_EXERCISE BRIEF_
Find and copy every line in the records that includes the string "color".

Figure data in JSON
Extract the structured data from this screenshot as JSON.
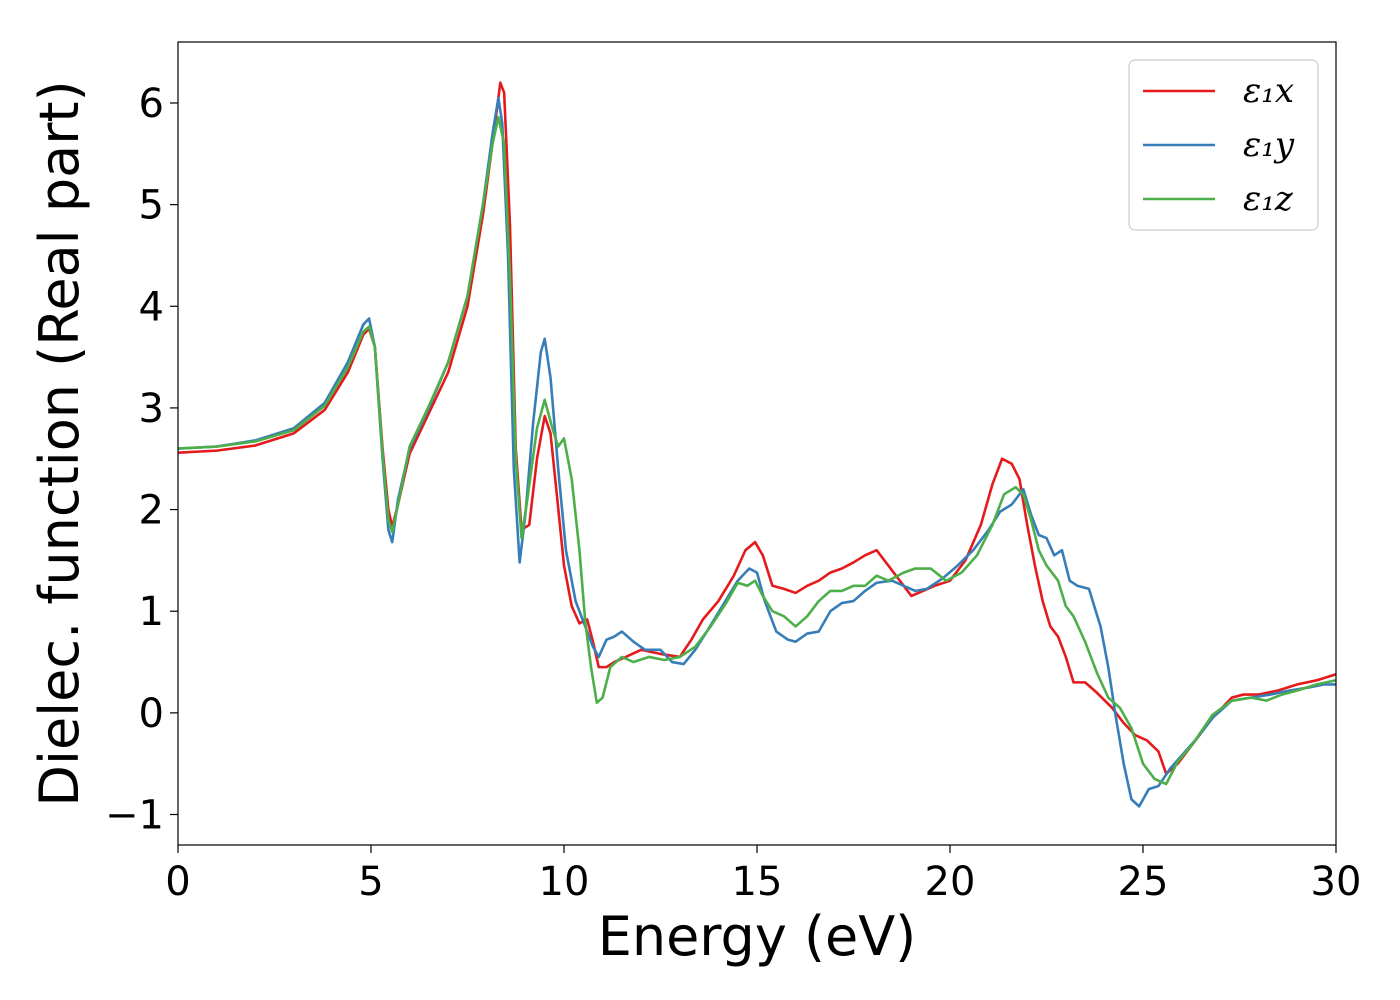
{
  "chart_data": {
    "type": "line",
    "xlabel": "Energy (eV)",
    "ylabel": "Dielec. function (Real part)",
    "xlim": [
      0,
      30
    ],
    "ylim": [
      -1.3,
      6.6
    ],
    "xticks": [
      0,
      5,
      10,
      15,
      20,
      25,
      30
    ],
    "xtick_labels": [
      "0",
      "5",
      "10",
      "15",
      "20",
      "25",
      "30"
    ],
    "yticks": [
      -1,
      0,
      1,
      2,
      3,
      4,
      5,
      6
    ],
    "ytick_labels": [
      "−1",
      "0",
      "1",
      "2",
      "3",
      "4",
      "5",
      "6"
    ],
    "grid": false,
    "legend_position": "top-right",
    "series": [
      {
        "name": "ε₁x",
        "color": "#e41a1c",
        "points": [
          [
            0,
            2.56
          ],
          [
            1,
            2.58
          ],
          [
            2,
            2.63
          ],
          [
            3,
            2.75
          ],
          [
            3.8,
            2.98
          ],
          [
            4.4,
            3.35
          ],
          [
            4.8,
            3.72
          ],
          [
            4.95,
            3.78
          ],
          [
            5.1,
            3.6
          ],
          [
            5.3,
            2.6
          ],
          [
            5.45,
            2.0
          ],
          [
            5.55,
            1.83
          ],
          [
            5.7,
            2.05
          ],
          [
            6.0,
            2.55
          ],
          [
            6.5,
            2.95
          ],
          [
            7.0,
            3.35
          ],
          [
            7.5,
            4.0
          ],
          [
            7.9,
            4.9
          ],
          [
            8.2,
            5.75
          ],
          [
            8.35,
            6.2
          ],
          [
            8.45,
            6.1
          ],
          [
            8.6,
            4.8
          ],
          [
            8.75,
            2.6
          ],
          [
            8.9,
            1.8
          ],
          [
            9.1,
            1.85
          ],
          [
            9.3,
            2.5
          ],
          [
            9.5,
            2.92
          ],
          [
            9.65,
            2.75
          ],
          [
            9.8,
            2.2
          ],
          [
            10.0,
            1.45
          ],
          [
            10.2,
            1.05
          ],
          [
            10.4,
            0.88
          ],
          [
            10.6,
            0.92
          ],
          [
            10.75,
            0.7
          ],
          [
            10.9,
            0.45
          ],
          [
            11.1,
            0.45
          ],
          [
            11.3,
            0.5
          ],
          [
            11.6,
            0.55
          ],
          [
            12.0,
            0.62
          ],
          [
            12.5,
            0.58
          ],
          [
            13.0,
            0.55
          ],
          [
            13.3,
            0.72
          ],
          [
            13.6,
            0.92
          ],
          [
            14.0,
            1.1
          ],
          [
            14.4,
            1.35
          ],
          [
            14.7,
            1.6
          ],
          [
            14.95,
            1.68
          ],
          [
            15.15,
            1.55
          ],
          [
            15.4,
            1.25
          ],
          [
            15.7,
            1.22
          ],
          [
            16.0,
            1.18
          ],
          [
            16.3,
            1.25
          ],
          [
            16.6,
            1.3
          ],
          [
            16.9,
            1.38
          ],
          [
            17.2,
            1.42
          ],
          [
            17.5,
            1.48
          ],
          [
            17.8,
            1.55
          ],
          [
            18.1,
            1.6
          ],
          [
            18.4,
            1.45
          ],
          [
            18.7,
            1.3
          ],
          [
            19.0,
            1.15
          ],
          [
            19.3,
            1.2
          ],
          [
            19.6,
            1.25
          ],
          [
            20.0,
            1.3
          ],
          [
            20.4,
            1.5
          ],
          [
            20.8,
            1.85
          ],
          [
            21.1,
            2.25
          ],
          [
            21.35,
            2.5
          ],
          [
            21.6,
            2.45
          ],
          [
            21.8,
            2.3
          ],
          [
            22.0,
            1.85
          ],
          [
            22.2,
            1.45
          ],
          [
            22.4,
            1.1
          ],
          [
            22.6,
            0.85
          ],
          [
            22.8,
            0.75
          ],
          [
            23.0,
            0.55
          ],
          [
            23.2,
            0.3
          ],
          [
            23.5,
            0.3
          ],
          [
            23.8,
            0.2
          ],
          [
            24.2,
            0.05
          ],
          [
            24.5,
            -0.1
          ],
          [
            24.8,
            -0.22
          ],
          [
            25.1,
            -0.27
          ],
          [
            25.4,
            -0.38
          ],
          [
            25.6,
            -0.6
          ],
          [
            25.9,
            -0.5
          ],
          [
            26.3,
            -0.3
          ],
          [
            26.8,
            -0.05
          ],
          [
            27.3,
            0.15
          ],
          [
            27.6,
            0.18
          ],
          [
            28.0,
            0.18
          ],
          [
            28.5,
            0.22
          ],
          [
            29.0,
            0.28
          ],
          [
            29.5,
            0.32
          ],
          [
            30.0,
            0.38
          ]
        ]
      },
      {
        "name": "ε₁y",
        "color": "#377eb8",
        "points": [
          [
            0,
            2.6
          ],
          [
            1,
            2.62
          ],
          [
            2,
            2.68
          ],
          [
            3,
            2.8
          ],
          [
            3.8,
            3.05
          ],
          [
            4.4,
            3.45
          ],
          [
            4.8,
            3.82
          ],
          [
            4.95,
            3.88
          ],
          [
            5.1,
            3.6
          ],
          [
            5.3,
            2.5
          ],
          [
            5.45,
            1.8
          ],
          [
            5.55,
            1.68
          ],
          [
            5.7,
            2.1
          ],
          [
            6.0,
            2.6
          ],
          [
            6.5,
            3.0
          ],
          [
            7.0,
            3.45
          ],
          [
            7.5,
            4.1
          ],
          [
            7.9,
            5.0
          ],
          [
            8.15,
            5.7
          ],
          [
            8.3,
            6.05
          ],
          [
            8.4,
            5.8
          ],
          [
            8.55,
            4.5
          ],
          [
            8.7,
            2.4
          ],
          [
            8.85,
            1.48
          ],
          [
            9.0,
            1.95
          ],
          [
            9.2,
            2.85
          ],
          [
            9.4,
            3.55
          ],
          [
            9.5,
            3.68
          ],
          [
            9.65,
            3.3
          ],
          [
            9.85,
            2.4
          ],
          [
            10.05,
            1.6
          ],
          [
            10.3,
            1.1
          ],
          [
            10.55,
            0.85
          ],
          [
            10.75,
            0.65
          ],
          [
            10.9,
            0.55
          ],
          [
            11.1,
            0.72
          ],
          [
            11.3,
            0.75
          ],
          [
            11.5,
            0.8
          ],
          [
            11.8,
            0.7
          ],
          [
            12.1,
            0.62
          ],
          [
            12.5,
            0.62
          ],
          [
            12.8,
            0.5
          ],
          [
            13.1,
            0.48
          ],
          [
            13.4,
            0.62
          ],
          [
            13.7,
            0.8
          ],
          [
            14.1,
            1.05
          ],
          [
            14.5,
            1.3
          ],
          [
            14.8,
            1.42
          ],
          [
            15.0,
            1.38
          ],
          [
            15.2,
            1.1
          ],
          [
            15.5,
            0.8
          ],
          [
            15.8,
            0.72
          ],
          [
            16.0,
            0.7
          ],
          [
            16.3,
            0.78
          ],
          [
            16.6,
            0.8
          ],
          [
            16.9,
            1.0
          ],
          [
            17.2,
            1.08
          ],
          [
            17.5,
            1.1
          ],
          [
            17.8,
            1.2
          ],
          [
            18.1,
            1.28
          ],
          [
            18.5,
            1.3
          ],
          [
            18.8,
            1.25
          ],
          [
            19.1,
            1.2
          ],
          [
            19.4,
            1.22
          ],
          [
            19.8,
            1.32
          ],
          [
            20.2,
            1.45
          ],
          [
            20.6,
            1.6
          ],
          [
            21.0,
            1.8
          ],
          [
            21.3,
            1.98
          ],
          [
            21.6,
            2.05
          ],
          [
            21.9,
            2.2
          ],
          [
            22.1,
            1.95
          ],
          [
            22.3,
            1.75
          ],
          [
            22.5,
            1.72
          ],
          [
            22.7,
            1.55
          ],
          [
            22.9,
            1.6
          ],
          [
            23.1,
            1.3
          ],
          [
            23.3,
            1.25
          ],
          [
            23.6,
            1.22
          ],
          [
            23.9,
            0.85
          ],
          [
            24.1,
            0.45
          ],
          [
            24.3,
            -0.05
          ],
          [
            24.5,
            -0.5
          ],
          [
            24.7,
            -0.85
          ],
          [
            24.9,
            -0.92
          ],
          [
            25.15,
            -0.75
          ],
          [
            25.4,
            -0.72
          ],
          [
            25.7,
            -0.55
          ],
          [
            26.0,
            -0.42
          ],
          [
            26.4,
            -0.25
          ],
          [
            26.8,
            -0.05
          ],
          [
            27.3,
            0.12
          ],
          [
            27.8,
            0.15
          ],
          [
            28.3,
            0.18
          ],
          [
            28.8,
            0.22
          ],
          [
            29.3,
            0.25
          ],
          [
            29.7,
            0.28
          ],
          [
            30.0,
            0.28
          ]
        ]
      },
      {
        "name": "ε₁z",
        "color": "#4daf4a",
        "points": [
          [
            0,
            2.6
          ],
          [
            1,
            2.62
          ],
          [
            2,
            2.67
          ],
          [
            3,
            2.78
          ],
          [
            3.8,
            3.02
          ],
          [
            4.4,
            3.4
          ],
          [
            4.8,
            3.75
          ],
          [
            4.95,
            3.8
          ],
          [
            5.1,
            3.6
          ],
          [
            5.3,
            2.55
          ],
          [
            5.45,
            1.9
          ],
          [
            5.55,
            1.78
          ],
          [
            5.7,
            2.05
          ],
          [
            6.0,
            2.62
          ],
          [
            6.5,
            3.02
          ],
          [
            7.0,
            3.45
          ],
          [
            7.5,
            4.1
          ],
          [
            7.9,
            5.0
          ],
          [
            8.15,
            5.6
          ],
          [
            8.3,
            5.86
          ],
          [
            8.45,
            5.6
          ],
          [
            8.6,
            4.3
          ],
          [
            8.75,
            2.5
          ],
          [
            8.9,
            1.72
          ],
          [
            9.05,
            2.1
          ],
          [
            9.3,
            2.8
          ],
          [
            9.5,
            3.08
          ],
          [
            9.7,
            2.8
          ],
          [
            9.85,
            2.62
          ],
          [
            10.0,
            2.7
          ],
          [
            10.2,
            2.3
          ],
          [
            10.4,
            1.6
          ],
          [
            10.55,
            0.9
          ],
          [
            10.7,
            0.45
          ],
          [
            10.85,
            0.1
          ],
          [
            11.0,
            0.15
          ],
          [
            11.2,
            0.45
          ],
          [
            11.5,
            0.55
          ],
          [
            11.8,
            0.5
          ],
          [
            12.2,
            0.55
          ],
          [
            12.6,
            0.52
          ],
          [
            13.0,
            0.55
          ],
          [
            13.4,
            0.65
          ],
          [
            13.8,
            0.85
          ],
          [
            14.2,
            1.08
          ],
          [
            14.5,
            1.28
          ],
          [
            14.75,
            1.25
          ],
          [
            14.95,
            1.3
          ],
          [
            15.15,
            1.15
          ],
          [
            15.4,
            1.0
          ],
          [
            15.7,
            0.95
          ],
          [
            16.0,
            0.85
          ],
          [
            16.3,
            0.95
          ],
          [
            16.6,
            1.1
          ],
          [
            16.9,
            1.2
          ],
          [
            17.2,
            1.2
          ],
          [
            17.5,
            1.25
          ],
          [
            17.8,
            1.25
          ],
          [
            18.1,
            1.35
          ],
          [
            18.4,
            1.3
          ],
          [
            18.8,
            1.38
          ],
          [
            19.1,
            1.42
          ],
          [
            19.5,
            1.42
          ],
          [
            19.9,
            1.3
          ],
          [
            20.3,
            1.38
          ],
          [
            20.7,
            1.55
          ],
          [
            21.1,
            1.85
          ],
          [
            21.4,
            2.15
          ],
          [
            21.7,
            2.22
          ],
          [
            21.9,
            2.15
          ],
          [
            22.1,
            1.9
          ],
          [
            22.3,
            1.6
          ],
          [
            22.5,
            1.45
          ],
          [
            22.8,
            1.3
          ],
          [
            23.0,
            1.05
          ],
          [
            23.2,
            0.95
          ],
          [
            23.5,
            0.7
          ],
          [
            23.8,
            0.4
          ],
          [
            24.1,
            0.15
          ],
          [
            24.4,
            0.05
          ],
          [
            24.7,
            -0.15
          ],
          [
            25.0,
            -0.5
          ],
          [
            25.3,
            -0.65
          ],
          [
            25.6,
            -0.7
          ],
          [
            25.9,
            -0.48
          ],
          [
            26.3,
            -0.3
          ],
          [
            26.8,
            -0.02
          ],
          [
            27.3,
            0.12
          ],
          [
            27.8,
            0.15
          ],
          [
            28.2,
            0.12
          ],
          [
            28.6,
            0.18
          ],
          [
            29.0,
            0.22
          ],
          [
            29.5,
            0.28
          ],
          [
            30.0,
            0.32
          ]
        ]
      }
    ]
  }
}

_TASK ANSWER_
        "color": "#e41a1c",
        "color": "#377eb8",
        "color": "#4daf4a",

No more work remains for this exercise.